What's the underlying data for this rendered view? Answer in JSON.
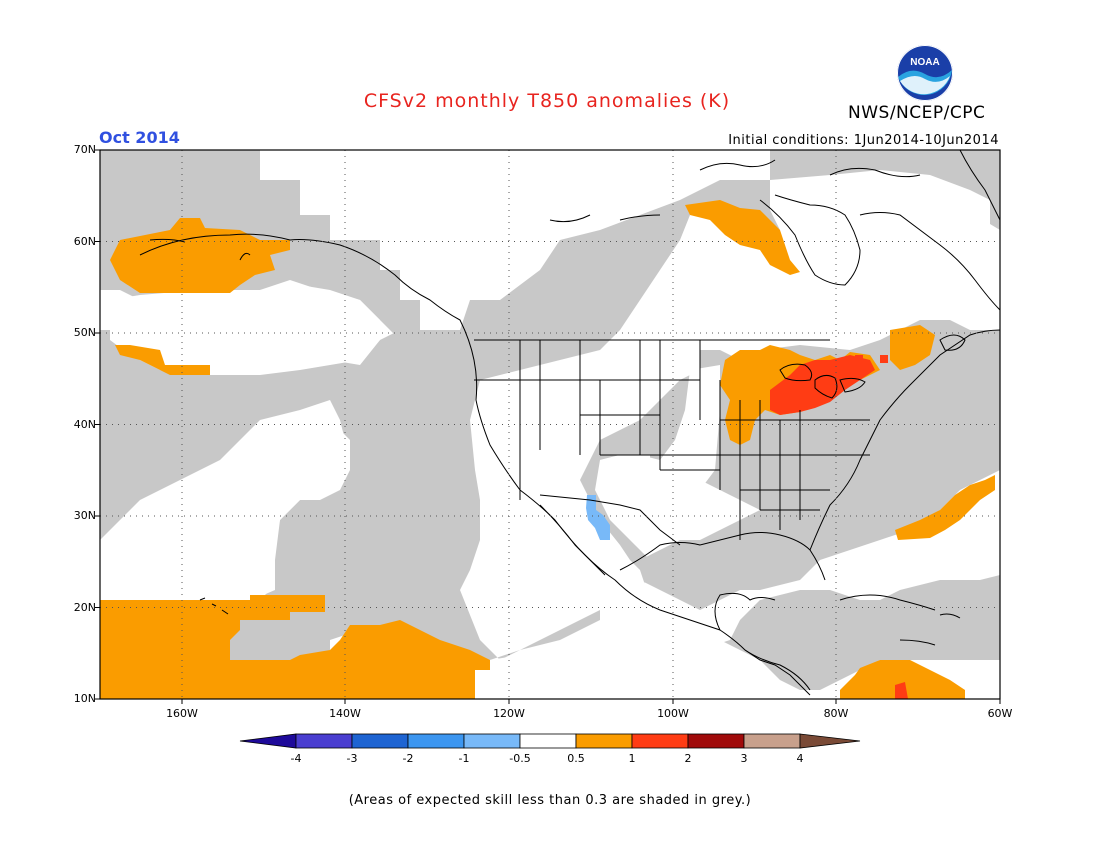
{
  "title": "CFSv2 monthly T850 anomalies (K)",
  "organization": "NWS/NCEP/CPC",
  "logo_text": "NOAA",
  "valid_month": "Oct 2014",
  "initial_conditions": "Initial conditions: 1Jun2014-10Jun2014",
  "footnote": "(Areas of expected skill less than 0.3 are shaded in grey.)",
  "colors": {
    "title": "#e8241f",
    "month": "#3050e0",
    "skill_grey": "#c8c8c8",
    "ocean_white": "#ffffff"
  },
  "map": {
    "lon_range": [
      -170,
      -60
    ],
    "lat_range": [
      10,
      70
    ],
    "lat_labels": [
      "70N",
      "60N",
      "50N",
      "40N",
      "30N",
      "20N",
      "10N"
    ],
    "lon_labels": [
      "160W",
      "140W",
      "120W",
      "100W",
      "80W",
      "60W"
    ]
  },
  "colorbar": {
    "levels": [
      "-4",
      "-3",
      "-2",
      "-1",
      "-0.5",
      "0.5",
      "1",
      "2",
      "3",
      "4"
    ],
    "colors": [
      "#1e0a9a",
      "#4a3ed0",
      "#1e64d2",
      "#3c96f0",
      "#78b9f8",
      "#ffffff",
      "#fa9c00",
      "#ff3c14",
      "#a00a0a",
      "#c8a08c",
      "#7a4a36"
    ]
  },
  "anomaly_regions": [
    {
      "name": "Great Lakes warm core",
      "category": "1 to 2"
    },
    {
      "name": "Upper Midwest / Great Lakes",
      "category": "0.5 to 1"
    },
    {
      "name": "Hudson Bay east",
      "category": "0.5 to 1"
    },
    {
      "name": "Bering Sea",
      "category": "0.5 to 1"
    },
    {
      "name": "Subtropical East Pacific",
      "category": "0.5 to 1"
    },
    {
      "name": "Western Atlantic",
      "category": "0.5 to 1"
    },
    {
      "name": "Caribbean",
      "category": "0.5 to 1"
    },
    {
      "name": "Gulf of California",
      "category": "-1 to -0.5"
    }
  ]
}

# # # # #

Given task —
Select and copy each line from the data that includes the word "title".

Solution for this exercise —
  "title": "CFSv2 monthly T850 anomalies (K)",
    "title": "#e8241f",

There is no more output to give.